- What the exercise asks
Copy the entries below from the first line through the line containing "List every element", replacing "pixel coordinates" with "image coordinates" and changing nothing else.

- Stored data
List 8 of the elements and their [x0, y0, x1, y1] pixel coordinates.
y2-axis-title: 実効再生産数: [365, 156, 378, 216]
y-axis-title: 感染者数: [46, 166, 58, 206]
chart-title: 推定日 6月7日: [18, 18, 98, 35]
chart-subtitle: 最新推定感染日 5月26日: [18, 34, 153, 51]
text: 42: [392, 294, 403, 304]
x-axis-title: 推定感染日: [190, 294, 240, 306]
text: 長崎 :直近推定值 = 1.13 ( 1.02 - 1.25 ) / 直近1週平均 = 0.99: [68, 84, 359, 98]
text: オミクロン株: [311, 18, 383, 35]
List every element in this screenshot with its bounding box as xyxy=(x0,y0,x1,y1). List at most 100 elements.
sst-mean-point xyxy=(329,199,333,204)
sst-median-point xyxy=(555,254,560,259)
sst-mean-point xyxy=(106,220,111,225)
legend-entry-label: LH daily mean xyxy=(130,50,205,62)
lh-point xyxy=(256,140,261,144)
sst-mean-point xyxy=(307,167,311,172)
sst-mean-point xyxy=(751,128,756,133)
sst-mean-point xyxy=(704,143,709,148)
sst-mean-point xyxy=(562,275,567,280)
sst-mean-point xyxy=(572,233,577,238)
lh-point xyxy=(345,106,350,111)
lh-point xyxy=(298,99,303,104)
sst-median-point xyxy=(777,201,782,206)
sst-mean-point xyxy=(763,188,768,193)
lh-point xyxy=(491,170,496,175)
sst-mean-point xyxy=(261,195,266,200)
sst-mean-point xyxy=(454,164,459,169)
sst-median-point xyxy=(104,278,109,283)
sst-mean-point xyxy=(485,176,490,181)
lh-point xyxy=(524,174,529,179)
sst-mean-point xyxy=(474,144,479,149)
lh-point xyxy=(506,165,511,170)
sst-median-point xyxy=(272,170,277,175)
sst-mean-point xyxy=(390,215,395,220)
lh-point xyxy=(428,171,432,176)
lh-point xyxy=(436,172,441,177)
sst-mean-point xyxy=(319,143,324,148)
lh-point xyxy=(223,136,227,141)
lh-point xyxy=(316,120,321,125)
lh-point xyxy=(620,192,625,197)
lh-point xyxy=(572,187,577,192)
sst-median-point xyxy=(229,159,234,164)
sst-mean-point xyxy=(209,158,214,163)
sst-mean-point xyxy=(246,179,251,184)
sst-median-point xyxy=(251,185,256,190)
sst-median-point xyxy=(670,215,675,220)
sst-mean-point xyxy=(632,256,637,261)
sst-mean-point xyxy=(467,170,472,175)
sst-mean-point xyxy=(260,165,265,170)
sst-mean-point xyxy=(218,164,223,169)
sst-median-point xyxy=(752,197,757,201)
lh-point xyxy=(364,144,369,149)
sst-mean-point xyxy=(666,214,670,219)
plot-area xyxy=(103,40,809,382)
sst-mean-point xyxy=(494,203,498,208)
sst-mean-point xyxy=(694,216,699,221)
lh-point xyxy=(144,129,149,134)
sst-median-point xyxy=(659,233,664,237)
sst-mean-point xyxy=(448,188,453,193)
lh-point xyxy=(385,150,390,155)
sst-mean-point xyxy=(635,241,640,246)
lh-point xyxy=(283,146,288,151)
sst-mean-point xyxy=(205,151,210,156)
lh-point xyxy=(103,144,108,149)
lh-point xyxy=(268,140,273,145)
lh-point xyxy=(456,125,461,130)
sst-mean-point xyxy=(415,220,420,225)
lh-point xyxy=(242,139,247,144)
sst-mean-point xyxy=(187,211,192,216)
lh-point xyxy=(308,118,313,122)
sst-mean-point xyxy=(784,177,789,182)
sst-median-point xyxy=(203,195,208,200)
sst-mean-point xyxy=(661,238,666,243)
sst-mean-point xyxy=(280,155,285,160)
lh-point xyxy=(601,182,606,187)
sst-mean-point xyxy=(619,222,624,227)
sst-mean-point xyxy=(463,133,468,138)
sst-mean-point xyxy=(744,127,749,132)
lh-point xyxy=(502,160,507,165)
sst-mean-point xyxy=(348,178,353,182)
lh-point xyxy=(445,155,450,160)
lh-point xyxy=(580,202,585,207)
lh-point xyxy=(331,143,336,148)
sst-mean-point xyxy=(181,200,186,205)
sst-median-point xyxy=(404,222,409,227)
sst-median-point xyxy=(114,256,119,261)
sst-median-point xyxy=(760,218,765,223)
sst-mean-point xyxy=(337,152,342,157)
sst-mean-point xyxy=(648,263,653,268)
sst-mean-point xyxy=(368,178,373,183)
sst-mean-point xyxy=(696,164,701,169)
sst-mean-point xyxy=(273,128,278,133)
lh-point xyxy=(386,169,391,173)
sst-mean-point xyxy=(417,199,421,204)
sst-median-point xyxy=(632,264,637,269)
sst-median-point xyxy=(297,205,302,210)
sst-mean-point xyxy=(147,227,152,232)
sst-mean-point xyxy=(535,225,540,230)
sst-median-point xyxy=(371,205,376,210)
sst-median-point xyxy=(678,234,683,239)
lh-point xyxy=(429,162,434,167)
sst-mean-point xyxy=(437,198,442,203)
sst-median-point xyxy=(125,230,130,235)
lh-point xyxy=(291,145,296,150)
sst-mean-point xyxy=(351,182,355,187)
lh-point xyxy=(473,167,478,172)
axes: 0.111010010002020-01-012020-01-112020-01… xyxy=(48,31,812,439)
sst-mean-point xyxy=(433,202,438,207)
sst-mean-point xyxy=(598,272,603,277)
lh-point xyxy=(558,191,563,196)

- Written response
List 8 of the elements and their [x0, y0, x1, y1] image coordinates.
y2-axis-title: 実効再生産数: [365, 156, 378, 216]
y-axis-title: 感染者数: [46, 166, 58, 206]
chart-title: 推定日 6月7日: [18, 18, 98, 35]
chart-subtitle: 最新推定感染日 5月26日: [18, 34, 153, 51]
text: 42: [392, 294, 403, 304]
x-axis-title: 推定感染日: [190, 294, 240, 306]
text: 長崎 :直近推定值 = 1.13 ( 1.02 - 1.25 ) / 直近1週平均 = 0.99: [68, 84, 359, 98]
text: オミクロン株: [311, 18, 383, 35]
List every element in this screenshot with its bounding box as xyxy=(x0,y0,x1,y1). List at most 100 elements.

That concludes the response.